▶ Data records:
◇ ◇ ◇ ◇ ◇
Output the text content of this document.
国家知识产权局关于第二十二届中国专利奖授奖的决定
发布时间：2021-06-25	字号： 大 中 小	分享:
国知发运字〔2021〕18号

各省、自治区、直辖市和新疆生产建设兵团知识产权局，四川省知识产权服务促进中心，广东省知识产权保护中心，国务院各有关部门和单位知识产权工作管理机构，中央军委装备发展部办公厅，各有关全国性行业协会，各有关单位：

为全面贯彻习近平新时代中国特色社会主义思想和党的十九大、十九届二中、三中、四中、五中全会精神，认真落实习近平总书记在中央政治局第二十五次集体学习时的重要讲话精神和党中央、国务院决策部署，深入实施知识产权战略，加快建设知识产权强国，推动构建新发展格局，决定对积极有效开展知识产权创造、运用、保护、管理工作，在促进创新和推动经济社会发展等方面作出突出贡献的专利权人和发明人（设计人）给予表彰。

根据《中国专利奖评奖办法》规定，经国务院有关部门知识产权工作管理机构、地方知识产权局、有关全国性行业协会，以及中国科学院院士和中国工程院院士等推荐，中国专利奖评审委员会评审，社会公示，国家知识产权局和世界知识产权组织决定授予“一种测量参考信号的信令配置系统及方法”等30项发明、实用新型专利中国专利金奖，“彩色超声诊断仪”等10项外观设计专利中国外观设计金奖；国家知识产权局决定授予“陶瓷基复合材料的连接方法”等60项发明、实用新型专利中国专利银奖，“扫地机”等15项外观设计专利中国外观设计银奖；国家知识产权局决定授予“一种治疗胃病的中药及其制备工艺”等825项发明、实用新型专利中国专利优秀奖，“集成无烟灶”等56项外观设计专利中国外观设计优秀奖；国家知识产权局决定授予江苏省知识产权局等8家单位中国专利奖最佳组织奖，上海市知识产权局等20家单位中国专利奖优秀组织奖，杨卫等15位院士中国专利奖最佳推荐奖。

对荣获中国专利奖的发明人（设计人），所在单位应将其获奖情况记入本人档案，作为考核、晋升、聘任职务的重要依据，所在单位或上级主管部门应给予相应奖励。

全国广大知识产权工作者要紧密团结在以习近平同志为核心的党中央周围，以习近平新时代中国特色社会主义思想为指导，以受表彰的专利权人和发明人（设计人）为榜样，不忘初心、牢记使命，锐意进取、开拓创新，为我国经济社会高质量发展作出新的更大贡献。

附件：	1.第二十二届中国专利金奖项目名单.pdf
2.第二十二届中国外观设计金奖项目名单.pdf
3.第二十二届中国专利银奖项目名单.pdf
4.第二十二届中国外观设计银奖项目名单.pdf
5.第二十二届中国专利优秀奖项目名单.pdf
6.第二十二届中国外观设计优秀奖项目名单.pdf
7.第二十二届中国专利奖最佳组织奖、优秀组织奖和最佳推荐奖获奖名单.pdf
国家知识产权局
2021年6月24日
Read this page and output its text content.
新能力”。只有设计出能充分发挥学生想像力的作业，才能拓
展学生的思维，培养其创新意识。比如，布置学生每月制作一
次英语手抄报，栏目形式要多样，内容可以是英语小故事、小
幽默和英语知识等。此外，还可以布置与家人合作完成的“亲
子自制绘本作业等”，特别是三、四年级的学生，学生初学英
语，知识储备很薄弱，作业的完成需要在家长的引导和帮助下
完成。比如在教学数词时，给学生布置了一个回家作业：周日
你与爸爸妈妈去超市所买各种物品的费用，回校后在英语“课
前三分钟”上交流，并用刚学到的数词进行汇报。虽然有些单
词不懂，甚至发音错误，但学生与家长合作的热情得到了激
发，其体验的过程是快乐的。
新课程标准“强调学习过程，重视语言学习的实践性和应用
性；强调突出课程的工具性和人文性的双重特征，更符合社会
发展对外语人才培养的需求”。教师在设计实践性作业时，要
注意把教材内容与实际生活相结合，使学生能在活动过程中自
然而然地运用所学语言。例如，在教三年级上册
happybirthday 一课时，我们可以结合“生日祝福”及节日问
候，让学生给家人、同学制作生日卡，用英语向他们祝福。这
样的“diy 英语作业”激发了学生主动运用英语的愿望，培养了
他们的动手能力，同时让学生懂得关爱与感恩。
◇ ◇ ◇ ◇ ◇
Please restate the data word for word, every record included.

Output the text content of this document.
国家知识产权局关于第二十二届中国专利奖授奖的决定
发布时间：2021-06-25	字号： 大 中 小	分享:
国知发运字〔2021〕18号

各省、自治区、直辖市和新疆生产建设兵团知识产权局，四川省知识产权服务促进中心，广东省知识产权保护中心，国务院各有关部门和单位知识产权工作管理机构，中央军委装备发展部办公厅，各有关全国性行业协会，各有关单位：

为全面贯彻习近平新时代中国特色社会主义思想和党的十九大、十九届二中、三中、四中、五中全会精神，认真落实习近平总书记在中央政治局第二十五次集体学习时的重要讲话精神和党中央、国务院决策部署，深入实施知识产权战略，加快建设知识产权强国，推动构建新发展格局，决定对积极有效开展知识产权创造、运用、保护、管理工作，在促进创新和推动经济社会发展等方面作出突出贡献的专利权人和发明人（设计人）给予表彰。

根据《中国专利奖评奖办法》规定，经国务院有关部门知识产权工作管理机构、地方知识产权局、有关全国性行业协会，以及中国科学院院士和中国工程院院士等推荐，中国专利奖评审委员会评审，社会公示，国家知识产权局和世界知识产权组织决定授予“一种测量参考信号的信令配置系统及方法”等30项发明、实用新型专利中国专利金奖，“彩色超声诊断仪”等10项外观设计专利中国外观设计金奖；国家知识产权局决定授予“陶瓷基复合材料的连接方法”等60项发明、实用新型专利中国专利银奖，“扫地机”等15项外观设计专利中国外观设计银奖；国家知识产权局决定授予“一种治疗胃病的中药及其制备工艺”等825项发明、实用新型专利中国专利优秀奖，“集成无烟灶”等56项外观设计专利中国外观设计优秀奖；国家知识产权局决定授予江苏省知识产权局等8家单位中国专利奖最佳组织奖，上海市知识产权局等20家单位中国专利奖优秀组织奖，杨卫等15位院士中国专利奖最佳推荐奖。

对荣获中国专利奖的发明人（设计人），所在单位应将其获奖情况记入本人档案，作为考核、晋升、聘任职务的重要依据，所在单位或上级主管部门应给予相应奖励。

全国广大知识产权工作者要紧密团结在以习近平同志为核心的党中央周围，以习近平新时代中国特色社会主义思想为指导，以受表彰的专利权人和发明人（设计人）为榜样，不忘初心、牢记使命，锐意进取、开拓创新，为我国经济社会高质量发展作出新的更大贡献。

附件：	1.第二十二届中国专利金奖项目名单.pdf
2.第二十二届中国外观设计金奖项目名单.pdf
3.第二十二届中国专利银奖项目名单.pdf
4.第二十二届中国外观设计银奖项目名单.pdf
5.第二十二届中国专利优秀奖项目名单.pdf
6.第二十二届中国外观设计优秀奖项目名单.pdf
7.第二十二届中国专利奖最佳组织奖、优秀组织奖和最佳推荐奖获奖名单.pdf
国家知识产权局
2021年6月24日
Read this page and output its text content.
新能力”。只有设计出能充分发挥学生想像力的作业，才能拓
展学生的思维，培养其创新意识。比如，布置学生每月制作一
次英语手抄报，栏目形式要多样，内容可以是英语小故事、小
幽默和英语知识等。此外，还可以布置与家人合作完成的“亲
子自制绘本作业等”，特别是三、四年级的学生，学生初学英
语，知识储备很薄弱，作业的完成需要在家长的引导和帮助下
完成。比如在教学数词时，给学生布置了一个回家作业：周日
你与爸爸妈妈去超市所买各种物品的费用，回校后在英语“课
前三分钟”上交流，并用刚学到的数词进行汇报。虽然有些单
词不懂，甚至发音错误，但学生与家长合作的热情得到了激
发，其体验的过程是快乐的。
新课程标准“强调学习过程，重视语言学习的实践性和应用
性；强调突出课程的工具性和人文性的双重特征，更符合社会
发展对外语人才培养的需求”。教师在设计实践性作业时，要
注意把教材内容与实际生活相结合，使学生能在活动过程中自
然而然地运用所学语言。例如，在教三年级上册
happybirthday 一课时，我们可以结合“生日祝福”及节日问
候，让学生给家人、同学制作生日卡，用英语向他们祝福。这
样的“diy 英语作业”激发了学生主动运用英语的愿望，培养了
他们的动手能力，同时让学生懂得关爱与感恩。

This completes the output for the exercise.